"""

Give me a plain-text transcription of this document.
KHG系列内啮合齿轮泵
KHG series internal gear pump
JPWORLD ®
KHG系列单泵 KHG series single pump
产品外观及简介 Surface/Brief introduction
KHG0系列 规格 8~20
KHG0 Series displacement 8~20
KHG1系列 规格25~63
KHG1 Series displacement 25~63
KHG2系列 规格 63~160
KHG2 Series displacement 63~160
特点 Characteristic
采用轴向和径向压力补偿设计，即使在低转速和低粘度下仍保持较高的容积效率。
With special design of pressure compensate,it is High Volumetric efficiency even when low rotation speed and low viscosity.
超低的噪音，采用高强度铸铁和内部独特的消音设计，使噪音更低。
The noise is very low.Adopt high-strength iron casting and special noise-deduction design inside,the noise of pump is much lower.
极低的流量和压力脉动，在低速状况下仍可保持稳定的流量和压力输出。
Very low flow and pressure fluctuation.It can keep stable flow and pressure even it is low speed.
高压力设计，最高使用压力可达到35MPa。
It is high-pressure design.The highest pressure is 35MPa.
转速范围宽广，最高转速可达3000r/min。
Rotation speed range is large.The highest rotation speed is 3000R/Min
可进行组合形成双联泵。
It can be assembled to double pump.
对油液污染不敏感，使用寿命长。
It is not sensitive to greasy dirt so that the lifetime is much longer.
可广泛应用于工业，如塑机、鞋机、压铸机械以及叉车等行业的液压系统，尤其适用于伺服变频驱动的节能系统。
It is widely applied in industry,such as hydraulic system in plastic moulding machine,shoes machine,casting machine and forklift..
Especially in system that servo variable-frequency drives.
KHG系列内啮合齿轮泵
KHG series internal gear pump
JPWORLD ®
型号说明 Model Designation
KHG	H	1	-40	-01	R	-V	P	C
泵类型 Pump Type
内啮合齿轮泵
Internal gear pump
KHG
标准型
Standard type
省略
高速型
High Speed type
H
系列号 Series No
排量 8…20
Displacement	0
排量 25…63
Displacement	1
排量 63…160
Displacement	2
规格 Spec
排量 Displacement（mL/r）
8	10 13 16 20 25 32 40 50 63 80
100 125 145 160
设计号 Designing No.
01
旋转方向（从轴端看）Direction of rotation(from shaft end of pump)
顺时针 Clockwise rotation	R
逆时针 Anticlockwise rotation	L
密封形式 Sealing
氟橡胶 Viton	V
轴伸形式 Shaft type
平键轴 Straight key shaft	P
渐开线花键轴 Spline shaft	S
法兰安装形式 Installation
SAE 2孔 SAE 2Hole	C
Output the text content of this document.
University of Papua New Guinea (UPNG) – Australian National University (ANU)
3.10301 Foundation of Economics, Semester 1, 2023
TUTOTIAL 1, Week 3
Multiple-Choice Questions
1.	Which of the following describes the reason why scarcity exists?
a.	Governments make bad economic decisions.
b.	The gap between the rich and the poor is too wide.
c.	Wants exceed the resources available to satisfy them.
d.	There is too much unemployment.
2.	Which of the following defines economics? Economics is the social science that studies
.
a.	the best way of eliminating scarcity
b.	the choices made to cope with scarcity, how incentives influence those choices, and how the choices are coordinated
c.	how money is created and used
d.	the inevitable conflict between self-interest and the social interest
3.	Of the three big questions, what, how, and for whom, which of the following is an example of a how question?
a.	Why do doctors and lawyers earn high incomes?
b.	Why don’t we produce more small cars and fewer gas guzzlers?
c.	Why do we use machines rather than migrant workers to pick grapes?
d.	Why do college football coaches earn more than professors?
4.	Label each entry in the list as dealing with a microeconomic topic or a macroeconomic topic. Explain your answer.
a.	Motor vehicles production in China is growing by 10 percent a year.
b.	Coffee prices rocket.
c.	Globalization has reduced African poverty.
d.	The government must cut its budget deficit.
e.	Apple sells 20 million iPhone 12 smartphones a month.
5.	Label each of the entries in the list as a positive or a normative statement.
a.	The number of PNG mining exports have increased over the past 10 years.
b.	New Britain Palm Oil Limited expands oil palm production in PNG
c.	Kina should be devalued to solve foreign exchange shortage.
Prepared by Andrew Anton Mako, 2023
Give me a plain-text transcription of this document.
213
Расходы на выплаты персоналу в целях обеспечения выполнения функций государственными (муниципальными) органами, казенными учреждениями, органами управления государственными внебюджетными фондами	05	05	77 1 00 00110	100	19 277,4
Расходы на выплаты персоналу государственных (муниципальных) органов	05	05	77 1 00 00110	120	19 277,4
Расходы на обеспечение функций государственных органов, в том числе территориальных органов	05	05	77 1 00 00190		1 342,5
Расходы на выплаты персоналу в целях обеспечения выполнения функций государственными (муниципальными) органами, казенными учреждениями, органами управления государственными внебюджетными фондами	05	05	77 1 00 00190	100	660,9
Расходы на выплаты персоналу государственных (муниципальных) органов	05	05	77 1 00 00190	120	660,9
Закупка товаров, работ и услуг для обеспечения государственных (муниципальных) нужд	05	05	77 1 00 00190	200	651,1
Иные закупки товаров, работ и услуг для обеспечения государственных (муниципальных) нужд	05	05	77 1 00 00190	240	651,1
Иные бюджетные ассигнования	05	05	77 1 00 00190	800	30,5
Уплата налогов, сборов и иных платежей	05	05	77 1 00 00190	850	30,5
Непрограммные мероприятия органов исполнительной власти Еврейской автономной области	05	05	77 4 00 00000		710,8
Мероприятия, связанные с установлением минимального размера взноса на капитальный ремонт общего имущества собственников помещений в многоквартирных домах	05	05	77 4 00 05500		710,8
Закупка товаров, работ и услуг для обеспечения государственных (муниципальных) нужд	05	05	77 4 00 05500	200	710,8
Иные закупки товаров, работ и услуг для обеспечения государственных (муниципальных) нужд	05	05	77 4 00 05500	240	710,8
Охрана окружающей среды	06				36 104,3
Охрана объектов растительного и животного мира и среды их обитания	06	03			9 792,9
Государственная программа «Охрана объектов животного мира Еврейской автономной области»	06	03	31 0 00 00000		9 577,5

"""

Output the entries exactly.

Give me a plain-text transcription of this document.
KHG系列内啮合齿轮泵
KHG series internal gear pump
JPWORLD ®
KHG系列单泵 KHG series single pump
产品外观及简介 Surface/Brief introduction
KHG0系列 规格 8~20
KHG0 Series displacement 8~20
KHG1系列 规格25~63
KHG1 Series displacement 25~63
KHG2系列 规格 63~160
KHG2 Series displacement 63~160
特点 Characteristic
采用轴向和径向压力补偿设计，即使在低转速和低粘度下仍保持较高的容积效率。
With special design of pressure compensate,it is High Volumetric efficiency even when low rotation speed and low viscosity.
超低的噪音，采用高强度铸铁和内部独特的消音设计，使噪音更低。
The noise is very low.Adopt high-strength iron casting and special noise-deduction design inside,the noise of pump is much lower.
极低的流量和压力脉动，在低速状况下仍可保持稳定的流量和压力输出。
Very low flow and pressure fluctuation.It can keep stable flow and pressure even it is low speed.
高压力设计，最高使用压力可达到35MPa。
It is high-pressure design.The highest pressure is 35MPa.
转速范围宽广，最高转速可达3000r/min。
Rotation speed range is large.The highest rotation speed is 3000R/Min
可进行组合形成双联泵。
It can be assembled to double pump.
对油液污染不敏感，使用寿命长。
It is not sensitive to greasy dirt so that the lifetime is much longer.
可广泛应用于工业，如塑机、鞋机、压铸机械以及叉车等行业的液压系统，尤其适用于伺服变频驱动的节能系统。
It is widely applied in industry,such as hydraulic system in plastic moulding machine,shoes machine,casting machine and forklift..
Especially in system that servo variable-frequency drives.
KHG系列内啮合齿轮泵
KHG series internal gear pump
JPWORLD ®
型号说明 Model Designation
KHG	H	1	-40	-01	R	-V	P	C
泵类型 Pump Type
内啮合齿轮泵
Internal gear pump
KHG
标准型
Standard type
省略
高速型
High Speed type
H
系列号 Series No
排量 8…20
Displacement	0
排量 25…63
Displacement	1
排量 63…160
Displacement	2
规格 Spec
排量 Displacement（mL/r）
8	10 13 16 20 25 32 40 50 63 80
100 125 145 160
设计号 Designing No.
01
旋转方向（从轴端看）Direction of rotation(from shaft end of pump)
顺时针 Clockwise rotation	R
逆时针 Anticlockwise rotation	L
密封形式 Sealing
氟橡胶 Viton	V
轴伸形式 Shaft type
平键轴 Straight key shaft	P
渐开线花键轴 Spline shaft	S
法兰安装形式 Installation
SAE 2孔 SAE 2Hole	C
Output the text content of this document.
University of Papua New Guinea (UPNG) – Australian National University (ANU)
3.10301 Foundation of Economics, Semester 1, 2023
TUTOTIAL 1, Week 3
Multiple-Choice Questions
1.	Which of the following describes the reason why scarcity exists?
a.	Governments make bad economic decisions.
b.	The gap between the rich and the poor is too wide.
c.	Wants exceed the resources available to satisfy them.
d.	There is too much unemployment.
2.	Which of the following defines economics? Economics is the social science that studies
.
a.	the best way of eliminating scarcity
b.	the choices made to cope with scarcity, how incentives influence those choices, and how the choices are coordinated
c.	how money is created and used
d.	the inevitable conflict between self-interest and the social interest
3.	Of the three big questions, what, how, and for whom, which of the following is an example of a how question?
a.	Why do doctors and lawyers earn high incomes?
b.	Why don’t we produce more small cars and fewer gas guzzlers?
c.	Why do we use machines rather than migrant workers to pick grapes?
d.	Why do college football coaches earn more than professors?
4.	Label each entry in the list as dealing with a microeconomic topic or a macroeconomic topic. Explain your answer.
a.	Motor vehicles production in China is growing by 10 percent a year.
b.	Coffee prices rocket.
c.	Globalization has reduced African poverty.
d.	The government must cut its budget deficit.
e.	Apple sells 20 million iPhone 12 smartphones a month.
5.	Label each of the entries in the list as a positive or a normative statement.
a.	The number of PNG mining exports have increased over the past 10 years.
b.	New Britain Palm Oil Limited expands oil palm production in PNG
c.	Kina should be devalued to solve foreign exchange shortage.
Prepared by Andrew Anton Mako, 2023
Give me a plain-text transcription of this document.
213
Расходы на выплаты персоналу в целях обеспечения выполнения функций государственными (муниципальными) органами, казенными учреждениями, органами управления государственными внебюджетными фондами	05	05	77 1 00 00110	100	19 277,4
Расходы на выплаты персоналу государственных (муниципальных) органов	05	05	77 1 00 00110	120	19 277,4
Расходы на обеспечение функций государственных органов, в том числе территориальных органов	05	05	77 1 00 00190		1 342,5
Расходы на выплаты персоналу в целях обеспечения выполнения функций государственными (муниципальными) органами, казенными учреждениями, органами управления государственными внебюджетными фондами	05	05	77 1 00 00190	100	660,9
Расходы на выплаты персоналу государственных (муниципальных) органов	05	05	77 1 00 00190	120	660,9
Закупка товаров, работ и услуг для обеспечения государственных (муниципальных) нужд	05	05	77 1 00 00190	200	651,1
Иные закупки товаров, работ и услуг для обеспечения государственных (муниципальных) нужд	05	05	77 1 00 00190	240	651,1
Иные бюджетные ассигнования	05	05	77 1 00 00190	800	30,5
Уплата налогов, сборов и иных платежей	05	05	77 1 00 00190	850	30,5
Непрограммные мероприятия органов исполнительной власти Еврейской автономной области	05	05	77 4 00 00000		710,8
Мероприятия, связанные с установлением минимального размера взноса на капитальный ремонт общего имущества собственников помещений в многоквартирных домах	05	05	77 4 00 05500		710,8
Закупка товаров, работ и услуг для обеспечения государственных (муниципальных) нужд	05	05	77 4 00 05500	200	710,8
Иные закупки товаров, работ и услуг для обеспечения государственных (муниципальных) нужд	05	05	77 4 00 05500	240	710,8
Охрана окружающей среды	06				36 104,3
Охрана объектов растительного и животного мира и среды их обитания	06	03			9 792,9
Государственная программа «Охрана объектов животного мира Еврейской автономной области»	06	03	31 0 00 00000		9 577,5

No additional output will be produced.